What you need to do: Within the data beneath, some lines may hold the word "content". Give the number of those lines and nothing else.

App and web page records
"""
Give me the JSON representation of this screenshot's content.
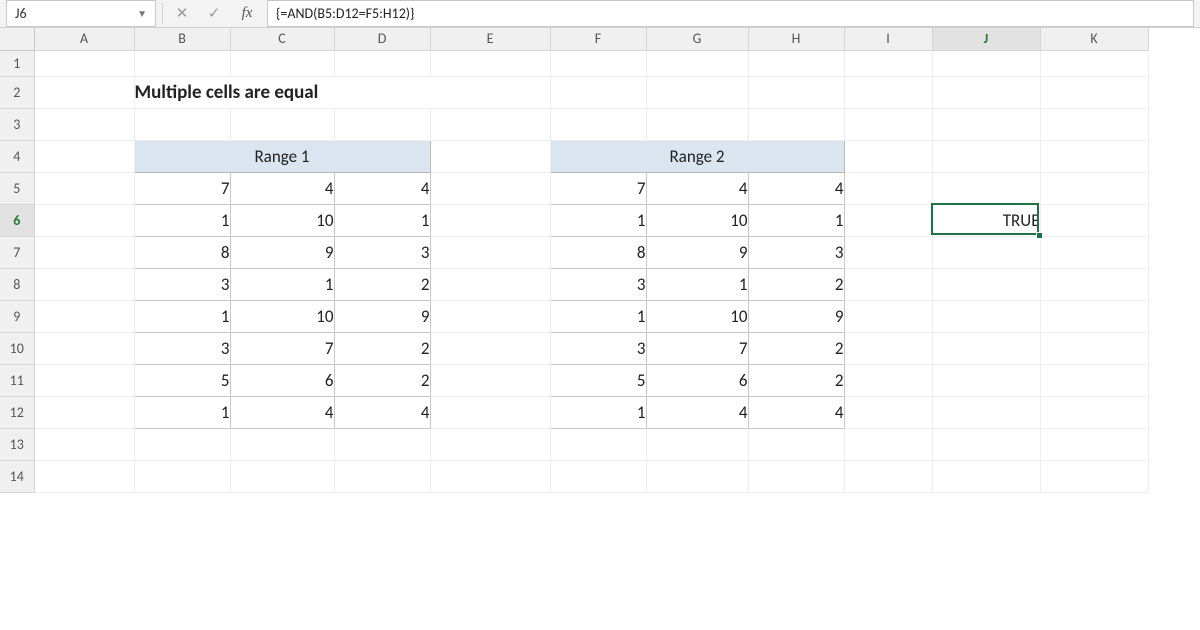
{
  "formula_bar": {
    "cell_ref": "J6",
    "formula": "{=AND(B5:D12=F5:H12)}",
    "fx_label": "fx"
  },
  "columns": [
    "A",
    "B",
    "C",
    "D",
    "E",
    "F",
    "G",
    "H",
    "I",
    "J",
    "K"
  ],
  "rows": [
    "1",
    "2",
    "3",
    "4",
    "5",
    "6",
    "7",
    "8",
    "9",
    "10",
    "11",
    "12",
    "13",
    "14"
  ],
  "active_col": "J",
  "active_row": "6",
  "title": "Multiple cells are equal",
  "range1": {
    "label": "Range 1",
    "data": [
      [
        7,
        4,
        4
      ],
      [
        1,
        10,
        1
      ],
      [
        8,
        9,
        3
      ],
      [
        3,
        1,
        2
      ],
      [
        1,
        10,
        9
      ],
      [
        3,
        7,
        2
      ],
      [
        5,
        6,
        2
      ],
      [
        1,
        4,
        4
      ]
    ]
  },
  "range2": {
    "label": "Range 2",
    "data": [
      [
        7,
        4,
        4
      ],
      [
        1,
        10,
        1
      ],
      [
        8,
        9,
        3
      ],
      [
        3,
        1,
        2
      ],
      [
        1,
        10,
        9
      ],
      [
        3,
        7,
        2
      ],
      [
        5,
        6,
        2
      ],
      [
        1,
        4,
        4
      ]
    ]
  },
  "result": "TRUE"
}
"""
"""
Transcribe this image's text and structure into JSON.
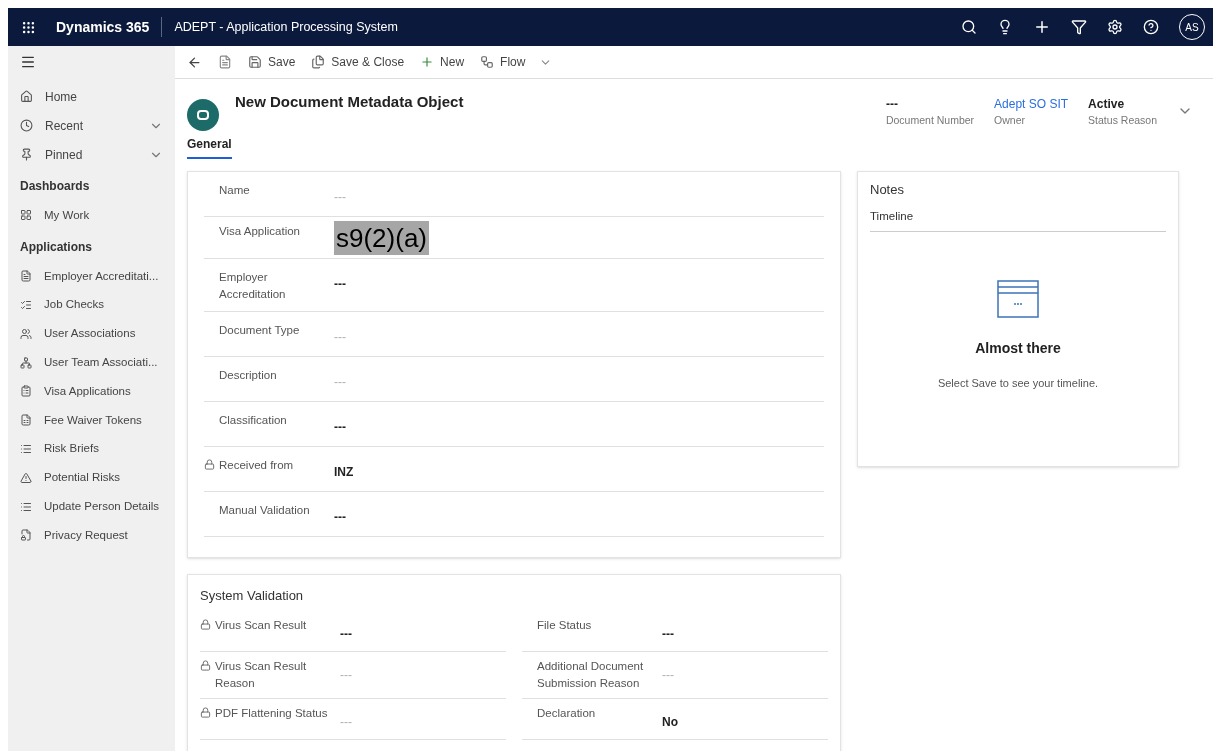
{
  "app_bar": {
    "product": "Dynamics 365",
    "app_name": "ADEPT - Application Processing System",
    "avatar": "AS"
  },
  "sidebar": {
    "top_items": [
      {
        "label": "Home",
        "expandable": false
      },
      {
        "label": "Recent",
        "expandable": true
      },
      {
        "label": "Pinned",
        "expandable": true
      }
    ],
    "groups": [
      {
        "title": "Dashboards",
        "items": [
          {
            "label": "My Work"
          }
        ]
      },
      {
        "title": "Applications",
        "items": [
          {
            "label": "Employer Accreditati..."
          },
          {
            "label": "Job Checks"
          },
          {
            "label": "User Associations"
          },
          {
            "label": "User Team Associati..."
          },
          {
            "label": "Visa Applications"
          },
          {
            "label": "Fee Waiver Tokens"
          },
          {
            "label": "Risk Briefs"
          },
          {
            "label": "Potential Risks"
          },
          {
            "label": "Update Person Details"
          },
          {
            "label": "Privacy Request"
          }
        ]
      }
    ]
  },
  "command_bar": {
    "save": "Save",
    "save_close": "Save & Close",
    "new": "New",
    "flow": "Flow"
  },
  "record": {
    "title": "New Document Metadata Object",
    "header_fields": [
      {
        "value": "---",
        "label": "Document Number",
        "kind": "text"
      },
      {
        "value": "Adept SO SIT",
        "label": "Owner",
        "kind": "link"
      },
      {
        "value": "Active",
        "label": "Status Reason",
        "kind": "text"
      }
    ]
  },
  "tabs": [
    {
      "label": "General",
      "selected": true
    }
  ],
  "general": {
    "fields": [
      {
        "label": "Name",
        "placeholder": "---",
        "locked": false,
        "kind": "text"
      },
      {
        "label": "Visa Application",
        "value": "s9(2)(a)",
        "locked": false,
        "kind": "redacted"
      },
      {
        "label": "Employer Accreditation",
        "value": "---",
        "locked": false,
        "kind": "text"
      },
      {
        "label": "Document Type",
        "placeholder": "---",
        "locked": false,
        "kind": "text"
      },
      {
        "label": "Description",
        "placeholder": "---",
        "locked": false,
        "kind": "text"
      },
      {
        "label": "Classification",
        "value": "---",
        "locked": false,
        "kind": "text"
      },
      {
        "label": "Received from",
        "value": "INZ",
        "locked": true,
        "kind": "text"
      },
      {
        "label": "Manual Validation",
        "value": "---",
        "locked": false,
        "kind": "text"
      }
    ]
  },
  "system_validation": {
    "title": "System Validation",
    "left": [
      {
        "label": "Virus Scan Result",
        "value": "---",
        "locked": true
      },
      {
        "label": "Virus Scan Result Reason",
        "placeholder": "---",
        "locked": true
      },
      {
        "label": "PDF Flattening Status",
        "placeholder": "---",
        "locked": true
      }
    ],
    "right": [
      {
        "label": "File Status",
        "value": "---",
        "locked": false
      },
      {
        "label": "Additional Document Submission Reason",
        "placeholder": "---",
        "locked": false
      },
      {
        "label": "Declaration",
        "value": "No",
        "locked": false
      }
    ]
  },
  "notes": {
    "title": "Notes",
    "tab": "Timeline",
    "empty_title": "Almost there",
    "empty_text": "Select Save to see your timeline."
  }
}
"""
"""
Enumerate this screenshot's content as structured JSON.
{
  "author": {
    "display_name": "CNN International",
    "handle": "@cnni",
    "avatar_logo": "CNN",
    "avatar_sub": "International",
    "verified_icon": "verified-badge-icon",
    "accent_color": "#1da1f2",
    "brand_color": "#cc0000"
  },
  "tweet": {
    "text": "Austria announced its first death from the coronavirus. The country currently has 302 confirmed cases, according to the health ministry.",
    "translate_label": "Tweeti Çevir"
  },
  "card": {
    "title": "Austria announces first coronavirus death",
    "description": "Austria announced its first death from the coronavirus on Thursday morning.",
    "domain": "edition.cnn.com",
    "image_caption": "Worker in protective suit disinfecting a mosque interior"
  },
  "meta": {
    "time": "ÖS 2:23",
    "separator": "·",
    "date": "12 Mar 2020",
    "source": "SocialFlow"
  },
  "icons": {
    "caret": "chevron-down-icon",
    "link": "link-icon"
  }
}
"""
Reply: 2